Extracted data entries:

==*==

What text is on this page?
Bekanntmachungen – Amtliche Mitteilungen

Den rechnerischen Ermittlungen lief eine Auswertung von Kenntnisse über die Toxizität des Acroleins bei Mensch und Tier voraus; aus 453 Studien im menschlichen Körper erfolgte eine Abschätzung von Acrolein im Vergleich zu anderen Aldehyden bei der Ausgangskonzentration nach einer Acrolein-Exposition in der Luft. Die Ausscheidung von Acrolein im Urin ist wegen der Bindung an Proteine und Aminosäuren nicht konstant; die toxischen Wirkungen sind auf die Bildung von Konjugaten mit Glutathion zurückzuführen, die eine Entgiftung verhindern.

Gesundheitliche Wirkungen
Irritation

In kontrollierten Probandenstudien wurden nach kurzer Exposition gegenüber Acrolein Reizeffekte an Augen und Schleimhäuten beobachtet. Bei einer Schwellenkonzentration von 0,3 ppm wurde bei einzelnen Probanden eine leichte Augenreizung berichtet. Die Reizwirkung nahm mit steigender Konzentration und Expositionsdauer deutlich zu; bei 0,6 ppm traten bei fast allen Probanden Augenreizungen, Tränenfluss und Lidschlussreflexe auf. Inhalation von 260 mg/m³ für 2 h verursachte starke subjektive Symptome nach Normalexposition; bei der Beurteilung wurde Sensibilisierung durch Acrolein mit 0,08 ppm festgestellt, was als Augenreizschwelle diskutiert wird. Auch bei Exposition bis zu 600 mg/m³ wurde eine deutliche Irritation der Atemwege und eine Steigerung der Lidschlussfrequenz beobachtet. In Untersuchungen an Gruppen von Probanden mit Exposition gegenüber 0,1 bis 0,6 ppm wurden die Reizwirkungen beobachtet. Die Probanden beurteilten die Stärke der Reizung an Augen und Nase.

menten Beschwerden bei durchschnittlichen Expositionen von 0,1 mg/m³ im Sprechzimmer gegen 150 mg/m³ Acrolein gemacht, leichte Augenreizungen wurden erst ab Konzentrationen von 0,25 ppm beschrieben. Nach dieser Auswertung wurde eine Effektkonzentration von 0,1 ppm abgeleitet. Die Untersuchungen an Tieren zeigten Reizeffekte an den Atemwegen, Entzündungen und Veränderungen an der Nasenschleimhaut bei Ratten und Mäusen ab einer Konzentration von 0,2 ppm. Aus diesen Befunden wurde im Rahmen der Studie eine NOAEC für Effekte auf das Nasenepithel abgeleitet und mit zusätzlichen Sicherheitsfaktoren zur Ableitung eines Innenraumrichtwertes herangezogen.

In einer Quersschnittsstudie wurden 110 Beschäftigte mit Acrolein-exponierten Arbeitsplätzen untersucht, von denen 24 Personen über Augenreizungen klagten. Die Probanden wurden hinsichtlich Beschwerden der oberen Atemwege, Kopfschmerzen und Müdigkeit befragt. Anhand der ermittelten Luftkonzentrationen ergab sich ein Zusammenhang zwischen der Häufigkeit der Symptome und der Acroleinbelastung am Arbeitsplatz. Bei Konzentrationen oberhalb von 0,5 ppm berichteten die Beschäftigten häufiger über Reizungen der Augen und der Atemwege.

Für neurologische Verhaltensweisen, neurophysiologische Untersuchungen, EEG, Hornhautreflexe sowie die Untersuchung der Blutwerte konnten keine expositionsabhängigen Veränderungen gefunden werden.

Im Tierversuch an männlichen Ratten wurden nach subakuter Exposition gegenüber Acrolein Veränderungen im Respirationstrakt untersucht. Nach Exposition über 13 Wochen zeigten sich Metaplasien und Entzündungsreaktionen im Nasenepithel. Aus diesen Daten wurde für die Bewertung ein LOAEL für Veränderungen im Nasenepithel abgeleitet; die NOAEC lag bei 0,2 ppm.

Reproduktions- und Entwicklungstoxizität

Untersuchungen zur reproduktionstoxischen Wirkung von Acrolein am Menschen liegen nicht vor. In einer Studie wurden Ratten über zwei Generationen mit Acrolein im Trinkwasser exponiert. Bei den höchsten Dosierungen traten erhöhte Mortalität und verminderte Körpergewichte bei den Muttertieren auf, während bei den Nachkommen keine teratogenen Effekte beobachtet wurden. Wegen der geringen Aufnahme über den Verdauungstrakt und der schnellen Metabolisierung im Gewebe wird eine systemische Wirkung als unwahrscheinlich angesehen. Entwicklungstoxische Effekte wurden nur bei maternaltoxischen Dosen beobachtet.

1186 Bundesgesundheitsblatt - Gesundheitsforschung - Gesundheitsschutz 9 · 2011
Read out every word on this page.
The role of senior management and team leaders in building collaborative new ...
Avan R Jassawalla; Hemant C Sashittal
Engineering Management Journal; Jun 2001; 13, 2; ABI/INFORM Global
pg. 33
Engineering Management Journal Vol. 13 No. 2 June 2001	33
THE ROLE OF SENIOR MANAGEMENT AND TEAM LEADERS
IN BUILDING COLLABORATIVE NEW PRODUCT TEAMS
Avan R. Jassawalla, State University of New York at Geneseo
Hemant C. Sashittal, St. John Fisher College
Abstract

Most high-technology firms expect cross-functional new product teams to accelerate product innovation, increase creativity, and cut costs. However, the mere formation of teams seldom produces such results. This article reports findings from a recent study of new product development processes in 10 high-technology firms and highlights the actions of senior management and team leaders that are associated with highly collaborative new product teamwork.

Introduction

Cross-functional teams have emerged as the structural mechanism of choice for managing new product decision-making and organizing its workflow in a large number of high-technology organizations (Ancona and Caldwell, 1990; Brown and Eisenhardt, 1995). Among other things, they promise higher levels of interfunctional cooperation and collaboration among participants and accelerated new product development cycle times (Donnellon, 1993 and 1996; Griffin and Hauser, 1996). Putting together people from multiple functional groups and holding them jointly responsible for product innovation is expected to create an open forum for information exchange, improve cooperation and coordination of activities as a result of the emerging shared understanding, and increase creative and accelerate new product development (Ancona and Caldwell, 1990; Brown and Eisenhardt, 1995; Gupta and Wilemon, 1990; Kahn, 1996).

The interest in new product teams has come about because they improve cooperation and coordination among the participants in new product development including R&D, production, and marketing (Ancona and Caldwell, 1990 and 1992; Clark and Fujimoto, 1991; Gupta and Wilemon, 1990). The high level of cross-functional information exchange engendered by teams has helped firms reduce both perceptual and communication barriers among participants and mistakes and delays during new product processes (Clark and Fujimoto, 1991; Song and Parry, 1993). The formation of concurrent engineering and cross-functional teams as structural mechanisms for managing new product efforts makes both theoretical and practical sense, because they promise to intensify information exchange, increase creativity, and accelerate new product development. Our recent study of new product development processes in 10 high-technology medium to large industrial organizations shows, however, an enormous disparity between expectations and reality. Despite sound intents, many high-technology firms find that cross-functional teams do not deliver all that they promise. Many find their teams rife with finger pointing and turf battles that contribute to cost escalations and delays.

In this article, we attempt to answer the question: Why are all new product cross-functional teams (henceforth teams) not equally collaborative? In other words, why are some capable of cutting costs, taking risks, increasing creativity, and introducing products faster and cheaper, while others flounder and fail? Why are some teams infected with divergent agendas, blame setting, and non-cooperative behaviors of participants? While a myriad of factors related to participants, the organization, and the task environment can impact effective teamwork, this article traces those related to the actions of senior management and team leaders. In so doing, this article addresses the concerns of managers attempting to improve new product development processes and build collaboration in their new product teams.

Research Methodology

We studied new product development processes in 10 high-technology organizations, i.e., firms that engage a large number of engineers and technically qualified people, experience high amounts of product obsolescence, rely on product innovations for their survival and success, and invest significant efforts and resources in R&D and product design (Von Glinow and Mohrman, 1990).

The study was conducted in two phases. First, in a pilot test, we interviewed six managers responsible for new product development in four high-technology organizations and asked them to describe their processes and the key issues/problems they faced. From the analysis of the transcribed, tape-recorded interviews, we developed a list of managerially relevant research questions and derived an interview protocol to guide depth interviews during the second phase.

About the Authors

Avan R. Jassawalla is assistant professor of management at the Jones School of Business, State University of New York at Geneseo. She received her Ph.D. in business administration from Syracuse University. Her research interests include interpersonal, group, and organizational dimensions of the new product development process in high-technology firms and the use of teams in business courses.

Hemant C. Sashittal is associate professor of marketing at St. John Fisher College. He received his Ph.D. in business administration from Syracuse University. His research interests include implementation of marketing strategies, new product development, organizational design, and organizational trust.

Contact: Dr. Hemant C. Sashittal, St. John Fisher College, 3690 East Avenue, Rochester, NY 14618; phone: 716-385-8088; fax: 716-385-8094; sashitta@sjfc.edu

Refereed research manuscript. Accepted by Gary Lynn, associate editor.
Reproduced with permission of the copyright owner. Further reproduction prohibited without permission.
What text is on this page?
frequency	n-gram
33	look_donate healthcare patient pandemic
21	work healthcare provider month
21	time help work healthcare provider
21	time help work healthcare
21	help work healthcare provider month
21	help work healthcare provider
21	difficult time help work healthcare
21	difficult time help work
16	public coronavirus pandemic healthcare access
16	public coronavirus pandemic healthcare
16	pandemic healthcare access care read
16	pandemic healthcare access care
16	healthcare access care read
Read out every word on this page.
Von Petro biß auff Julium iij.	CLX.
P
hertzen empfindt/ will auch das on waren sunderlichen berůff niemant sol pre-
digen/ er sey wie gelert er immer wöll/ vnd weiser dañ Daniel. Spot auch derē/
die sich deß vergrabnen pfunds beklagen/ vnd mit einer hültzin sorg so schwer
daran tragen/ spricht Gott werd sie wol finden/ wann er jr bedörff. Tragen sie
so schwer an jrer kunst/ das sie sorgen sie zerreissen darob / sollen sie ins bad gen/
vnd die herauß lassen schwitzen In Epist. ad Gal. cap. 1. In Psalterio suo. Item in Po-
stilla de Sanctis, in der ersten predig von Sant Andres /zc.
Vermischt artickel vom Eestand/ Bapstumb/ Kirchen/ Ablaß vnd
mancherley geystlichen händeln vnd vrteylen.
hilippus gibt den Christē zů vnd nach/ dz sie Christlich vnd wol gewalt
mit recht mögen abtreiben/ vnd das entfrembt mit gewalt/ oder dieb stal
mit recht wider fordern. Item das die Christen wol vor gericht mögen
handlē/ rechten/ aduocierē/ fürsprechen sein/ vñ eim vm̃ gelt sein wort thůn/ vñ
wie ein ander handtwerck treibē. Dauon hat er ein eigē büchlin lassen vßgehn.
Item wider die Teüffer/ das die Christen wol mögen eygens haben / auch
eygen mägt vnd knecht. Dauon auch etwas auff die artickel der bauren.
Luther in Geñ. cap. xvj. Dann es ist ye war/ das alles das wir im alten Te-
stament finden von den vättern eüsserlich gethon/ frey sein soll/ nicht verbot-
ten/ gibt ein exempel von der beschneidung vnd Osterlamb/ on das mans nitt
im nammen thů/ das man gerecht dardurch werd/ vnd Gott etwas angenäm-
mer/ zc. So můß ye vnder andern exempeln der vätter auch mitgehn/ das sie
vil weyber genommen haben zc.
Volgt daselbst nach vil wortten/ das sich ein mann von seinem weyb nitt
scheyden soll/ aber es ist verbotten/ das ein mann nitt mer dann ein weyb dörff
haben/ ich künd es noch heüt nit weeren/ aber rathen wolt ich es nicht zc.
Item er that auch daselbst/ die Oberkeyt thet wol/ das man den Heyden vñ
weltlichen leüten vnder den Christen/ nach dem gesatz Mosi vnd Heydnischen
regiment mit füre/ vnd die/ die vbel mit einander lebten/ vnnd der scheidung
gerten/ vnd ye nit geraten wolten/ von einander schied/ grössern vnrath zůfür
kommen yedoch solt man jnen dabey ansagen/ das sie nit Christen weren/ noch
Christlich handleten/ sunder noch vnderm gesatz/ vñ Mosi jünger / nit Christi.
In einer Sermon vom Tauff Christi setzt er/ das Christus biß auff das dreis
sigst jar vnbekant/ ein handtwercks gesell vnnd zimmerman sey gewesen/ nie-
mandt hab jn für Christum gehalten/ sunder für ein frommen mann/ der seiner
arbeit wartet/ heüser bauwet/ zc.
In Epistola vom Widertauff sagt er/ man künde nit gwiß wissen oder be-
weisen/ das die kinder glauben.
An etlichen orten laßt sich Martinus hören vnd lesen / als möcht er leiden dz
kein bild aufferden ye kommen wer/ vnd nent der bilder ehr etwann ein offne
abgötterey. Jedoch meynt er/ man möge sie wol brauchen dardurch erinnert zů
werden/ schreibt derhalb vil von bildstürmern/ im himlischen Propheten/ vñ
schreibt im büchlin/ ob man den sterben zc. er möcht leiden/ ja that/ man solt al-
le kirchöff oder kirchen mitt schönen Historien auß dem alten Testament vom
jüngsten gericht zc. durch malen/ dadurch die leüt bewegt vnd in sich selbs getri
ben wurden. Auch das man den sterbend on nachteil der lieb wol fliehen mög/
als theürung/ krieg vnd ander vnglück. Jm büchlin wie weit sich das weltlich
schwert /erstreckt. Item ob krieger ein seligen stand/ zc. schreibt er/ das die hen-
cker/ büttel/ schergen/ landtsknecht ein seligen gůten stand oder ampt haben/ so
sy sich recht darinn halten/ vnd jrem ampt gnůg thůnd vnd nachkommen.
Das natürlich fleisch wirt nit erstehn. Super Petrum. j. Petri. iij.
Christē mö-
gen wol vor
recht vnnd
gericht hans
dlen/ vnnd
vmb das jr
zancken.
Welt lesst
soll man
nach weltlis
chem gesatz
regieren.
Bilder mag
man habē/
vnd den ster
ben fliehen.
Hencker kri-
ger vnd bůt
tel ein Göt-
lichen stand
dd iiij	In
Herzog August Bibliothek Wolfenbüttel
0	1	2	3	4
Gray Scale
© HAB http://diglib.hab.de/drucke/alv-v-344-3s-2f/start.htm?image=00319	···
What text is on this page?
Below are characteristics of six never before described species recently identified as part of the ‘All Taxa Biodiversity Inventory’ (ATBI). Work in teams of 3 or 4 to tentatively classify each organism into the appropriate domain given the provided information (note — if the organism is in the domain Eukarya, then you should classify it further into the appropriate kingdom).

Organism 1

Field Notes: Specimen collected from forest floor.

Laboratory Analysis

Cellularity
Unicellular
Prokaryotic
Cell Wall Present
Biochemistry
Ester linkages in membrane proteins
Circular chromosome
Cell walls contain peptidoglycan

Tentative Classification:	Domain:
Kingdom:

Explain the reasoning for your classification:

==*==

### [Try it]
If a line in the entries holds the string "Christē", copy it.

### [The completed task]
hilippus gibt den Christē zů vnd nach/ dz sie Christlich vnd wol gewalt
Christē mö-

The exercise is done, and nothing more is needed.